Data items
((

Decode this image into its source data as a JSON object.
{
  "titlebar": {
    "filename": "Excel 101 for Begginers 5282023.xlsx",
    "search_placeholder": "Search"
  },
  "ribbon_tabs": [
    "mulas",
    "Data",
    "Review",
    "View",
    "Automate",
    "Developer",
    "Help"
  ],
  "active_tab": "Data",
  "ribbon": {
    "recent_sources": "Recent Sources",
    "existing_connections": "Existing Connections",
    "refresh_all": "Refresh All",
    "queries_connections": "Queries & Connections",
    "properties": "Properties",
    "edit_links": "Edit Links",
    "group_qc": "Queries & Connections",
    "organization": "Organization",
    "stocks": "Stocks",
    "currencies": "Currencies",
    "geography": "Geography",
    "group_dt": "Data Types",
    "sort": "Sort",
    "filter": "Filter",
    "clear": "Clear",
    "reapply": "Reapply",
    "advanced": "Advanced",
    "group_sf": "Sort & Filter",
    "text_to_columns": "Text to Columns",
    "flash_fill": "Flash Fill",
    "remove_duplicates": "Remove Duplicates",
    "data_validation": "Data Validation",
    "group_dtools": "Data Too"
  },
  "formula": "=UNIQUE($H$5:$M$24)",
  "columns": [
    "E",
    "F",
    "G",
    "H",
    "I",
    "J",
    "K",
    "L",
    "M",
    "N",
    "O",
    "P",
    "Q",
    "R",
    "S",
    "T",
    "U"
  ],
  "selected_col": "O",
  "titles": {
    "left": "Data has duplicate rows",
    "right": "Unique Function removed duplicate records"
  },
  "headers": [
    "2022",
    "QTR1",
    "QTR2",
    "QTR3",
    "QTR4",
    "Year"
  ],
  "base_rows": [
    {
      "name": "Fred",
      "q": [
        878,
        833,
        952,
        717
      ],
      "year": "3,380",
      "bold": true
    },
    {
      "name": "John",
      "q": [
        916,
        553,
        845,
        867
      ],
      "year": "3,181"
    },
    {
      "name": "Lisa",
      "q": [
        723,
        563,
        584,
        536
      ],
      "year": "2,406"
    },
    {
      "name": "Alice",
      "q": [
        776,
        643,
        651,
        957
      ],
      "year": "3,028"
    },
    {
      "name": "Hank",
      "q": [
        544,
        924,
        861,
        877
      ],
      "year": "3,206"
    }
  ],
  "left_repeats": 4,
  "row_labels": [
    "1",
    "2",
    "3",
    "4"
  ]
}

))

PROBLEM TO WORK ON:
Set down the listing in full, keeping every word exactly as it is.

WRITTEN REPLY:
Decode this image into its source data as a JSON object.
{
  "titlebar": {
    "filename": "Excel 101 for Begginers 5282023.xlsx",
    "search_placeholder": "Search"
  },
  "ribbon_tabs": [
    "mulas",
    "Data",
    "Review",
    "View",
    "Automate",
    "Developer",
    "Help"
  ],
  "active_tab": "Data",
  "ribbon": {
    "recent_sources": "Recent Sources",
    "existing_connections": "Existing Connections",
    "refresh_all": "Refresh All",
    "queries_connections": "Queries & Connections",
    "properties": "Properties",
    "edit_links": "Edit Links",
    "group_qc": "Queries & Connections",
    "organization": "Organization",
    "stocks": "Stocks",
    "currencies": "Currencies",
    "geography": "Geography",
    "group_dt": "Data Types",
    "sort": "Sort",
    "filter": "Filter",
    "clear": "Clear",
    "reapply": "Reapply",
    "advanced": "Advanced",
    "group_sf": "Sort & Filter",
    "text_to_columns": "Text to Columns",
    "flash_fill": "Flash Fill",
    "remove_duplicates": "Remove Duplicates",
    "data_validation": "Data Validation",
    "group_dtools": "Data Too"
  },
  "formula": "=UNIQUE($H$5:$M$24)",
  "columns": [
    "E",
    "F",
    "G",
    "H",
    "I",
    "J",
    "K",
    "L",
    "M",
    "N",
    "O",
    "P",
    "Q",
    "R",
    "S",
    "T",
    "U"
  ],
  "selected_col": "O",
  "titles": {
    "left": "Data has duplicate rows",
    "right": "Unique Function removed duplicate records"
  },
  "headers": [
    "2022",
    "QTR1",
    "QTR2",
    "QTR3",
    "QTR4",
    "Year"
  ],
  "base_rows": [
    {
      "name": "Fred",
      "q": [
        878,
        833,
        952,
        717
      ],
      "year": "3,380",
      "bold": true
    },
    {
      "name": "John",
      "q": [
        916,
        553,
        845,
        867
      ],
      "year": "3,181"
    },
    {
      "name": "Lisa",
      "q": [
        723,
        563,
        584,
        536
      ],
      "year": "2,406"
    },
    {
      "name": "Alice",
      "q": [
        776,
        643,
        651,
        957
      ],
      "year": "3,028"
    },
    {
      "name": "Hank",
      "q": [
        544,
        924,
        861,
        877
      ],
      "year": "3,206"
    }
  ],
  "left_repeats": 4,
  "row_labels": [
    "1",
    "2",
    "3",
    "4"
  ]
}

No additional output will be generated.